— begin Records —
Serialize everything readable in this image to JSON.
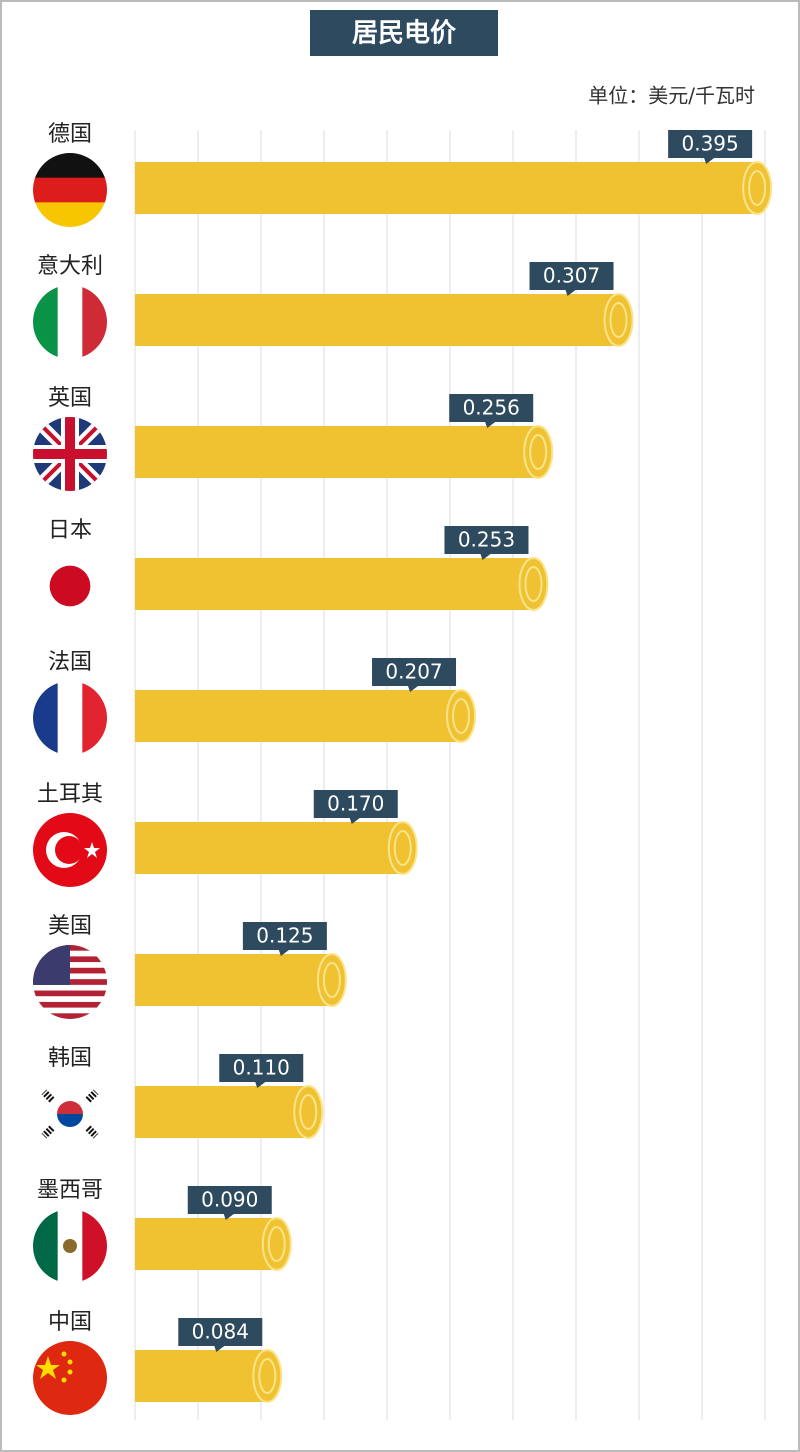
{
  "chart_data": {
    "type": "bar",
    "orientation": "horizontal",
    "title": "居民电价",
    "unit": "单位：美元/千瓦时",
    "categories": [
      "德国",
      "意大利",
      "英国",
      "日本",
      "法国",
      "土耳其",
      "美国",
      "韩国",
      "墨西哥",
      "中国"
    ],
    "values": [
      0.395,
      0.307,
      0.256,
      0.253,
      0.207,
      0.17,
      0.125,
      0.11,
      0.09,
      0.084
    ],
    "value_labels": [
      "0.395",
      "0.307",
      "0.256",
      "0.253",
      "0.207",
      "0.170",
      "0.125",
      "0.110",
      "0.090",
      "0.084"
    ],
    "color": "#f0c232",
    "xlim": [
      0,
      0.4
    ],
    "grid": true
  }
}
— end Records —
*Task to complete*: Do not copy the pictures, but repeat every line exactly.

*Completed exercise*:
Serialize everything readable in this image to JSON.
{
  "chart_data": {
    "type": "bar",
    "orientation": "horizontal",
    "title": "居民电价",
    "unit": "单位：美元/千瓦时",
    "categories": [
      "德国",
      "意大利",
      "英国",
      "日本",
      "法国",
      "土耳其",
      "美国",
      "韩国",
      "墨西哥",
      "中国"
    ],
    "values": [
      0.395,
      0.307,
      0.256,
      0.253,
      0.207,
      0.17,
      0.125,
      0.11,
      0.09,
      0.084
    ],
    "value_labels": [
      "0.395",
      "0.307",
      "0.256",
      "0.253",
      "0.207",
      "0.170",
      "0.125",
      "0.110",
      "0.090",
      "0.084"
    ],
    "color": "#f0c232",
    "xlim": [
      0,
      0.4
    ],
    "grid": true
  }
}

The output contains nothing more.